Each line of the listing that contains the word "this" is to be copied.
····················
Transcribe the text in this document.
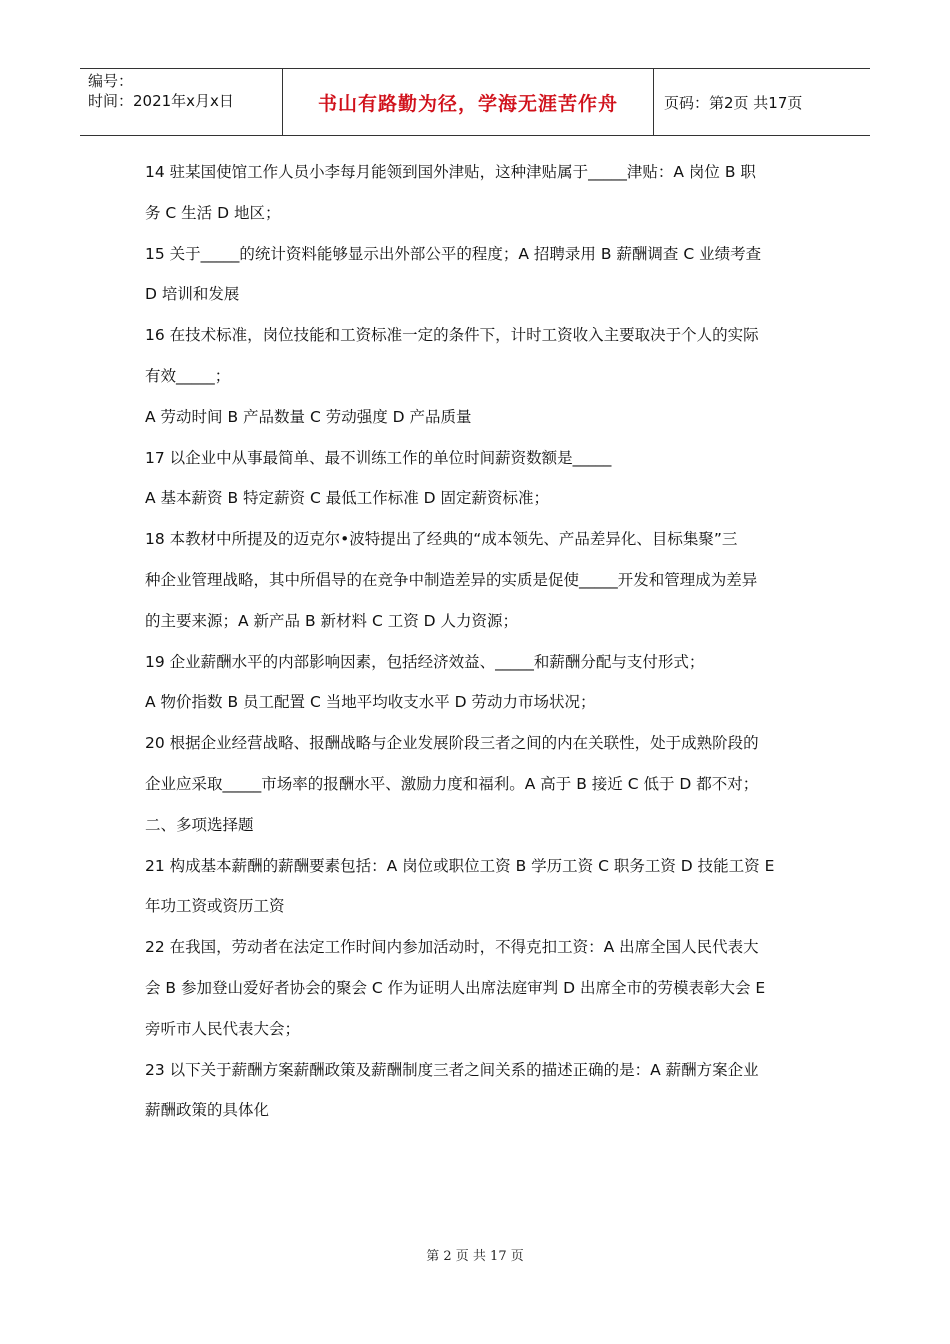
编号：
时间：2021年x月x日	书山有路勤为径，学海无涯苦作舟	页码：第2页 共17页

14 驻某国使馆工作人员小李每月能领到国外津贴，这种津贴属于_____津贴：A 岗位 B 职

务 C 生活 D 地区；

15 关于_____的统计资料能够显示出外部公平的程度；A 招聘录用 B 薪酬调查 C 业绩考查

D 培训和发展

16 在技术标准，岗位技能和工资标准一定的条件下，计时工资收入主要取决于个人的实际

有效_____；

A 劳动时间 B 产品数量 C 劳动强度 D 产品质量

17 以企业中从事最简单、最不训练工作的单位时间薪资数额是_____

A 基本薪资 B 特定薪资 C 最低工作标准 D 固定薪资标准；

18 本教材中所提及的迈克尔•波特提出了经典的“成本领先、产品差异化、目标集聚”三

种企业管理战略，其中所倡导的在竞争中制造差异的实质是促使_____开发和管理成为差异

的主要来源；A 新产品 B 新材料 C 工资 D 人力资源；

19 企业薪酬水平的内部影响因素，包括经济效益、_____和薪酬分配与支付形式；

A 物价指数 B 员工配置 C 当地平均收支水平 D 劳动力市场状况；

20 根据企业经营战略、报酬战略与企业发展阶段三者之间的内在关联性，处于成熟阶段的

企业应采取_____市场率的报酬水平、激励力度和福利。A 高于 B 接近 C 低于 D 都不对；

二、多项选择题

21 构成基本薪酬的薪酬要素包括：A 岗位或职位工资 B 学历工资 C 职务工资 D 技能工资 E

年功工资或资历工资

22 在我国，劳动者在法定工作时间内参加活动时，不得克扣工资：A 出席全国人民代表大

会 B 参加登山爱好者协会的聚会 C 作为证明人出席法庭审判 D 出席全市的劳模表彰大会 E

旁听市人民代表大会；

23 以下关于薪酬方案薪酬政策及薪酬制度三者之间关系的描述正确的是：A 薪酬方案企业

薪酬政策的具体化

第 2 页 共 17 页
····················
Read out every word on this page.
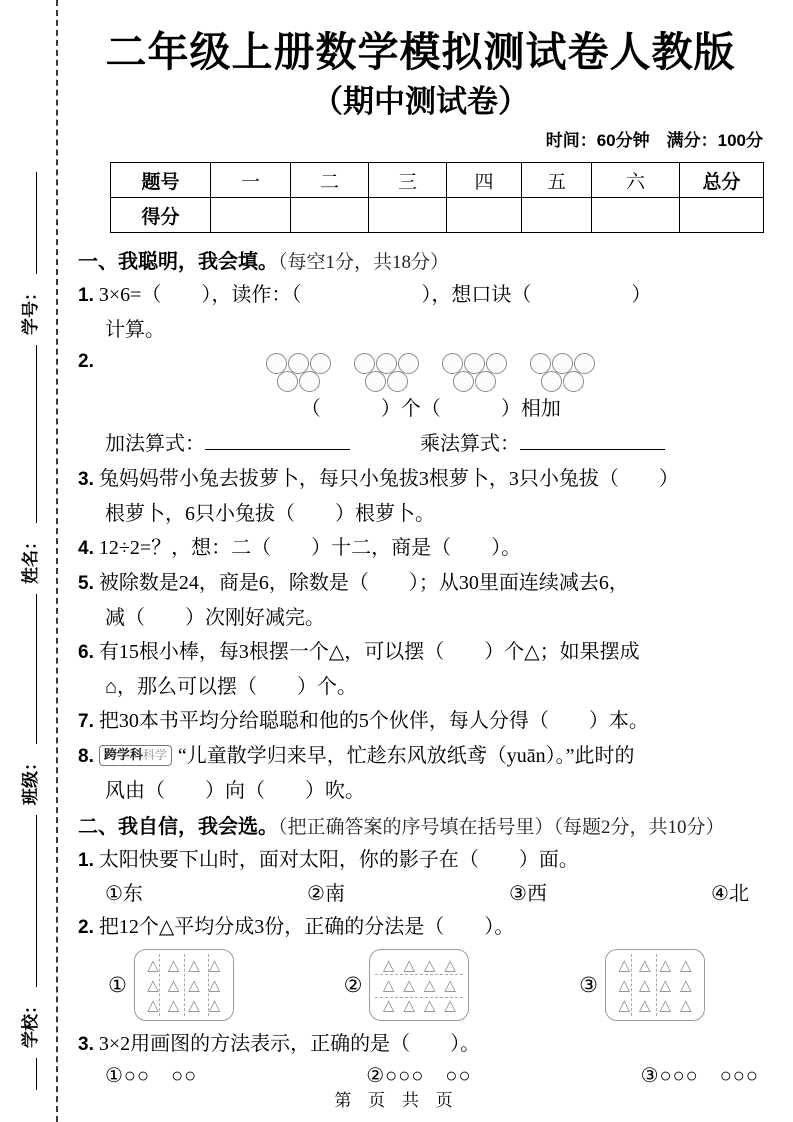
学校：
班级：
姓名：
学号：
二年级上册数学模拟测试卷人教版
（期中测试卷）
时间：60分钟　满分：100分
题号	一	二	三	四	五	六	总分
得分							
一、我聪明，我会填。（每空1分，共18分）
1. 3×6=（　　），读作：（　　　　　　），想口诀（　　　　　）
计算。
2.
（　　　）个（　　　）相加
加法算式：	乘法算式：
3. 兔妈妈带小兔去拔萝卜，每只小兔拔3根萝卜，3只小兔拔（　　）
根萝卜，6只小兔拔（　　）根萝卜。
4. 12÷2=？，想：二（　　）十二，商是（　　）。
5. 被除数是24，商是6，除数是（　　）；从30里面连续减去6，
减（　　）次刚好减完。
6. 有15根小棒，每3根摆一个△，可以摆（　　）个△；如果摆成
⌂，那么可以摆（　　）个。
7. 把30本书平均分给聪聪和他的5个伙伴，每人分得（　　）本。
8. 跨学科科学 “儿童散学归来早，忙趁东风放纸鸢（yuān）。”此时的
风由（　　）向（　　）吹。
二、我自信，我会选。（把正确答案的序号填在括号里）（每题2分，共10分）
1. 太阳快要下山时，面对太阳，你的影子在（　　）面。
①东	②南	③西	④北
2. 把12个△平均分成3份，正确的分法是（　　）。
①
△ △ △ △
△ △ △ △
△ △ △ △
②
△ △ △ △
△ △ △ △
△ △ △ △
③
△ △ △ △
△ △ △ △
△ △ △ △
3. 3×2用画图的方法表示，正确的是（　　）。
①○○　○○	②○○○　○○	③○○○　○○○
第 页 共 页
····················
### [Exercise response]
Transcribe the text in this document.
Read out every word on this page.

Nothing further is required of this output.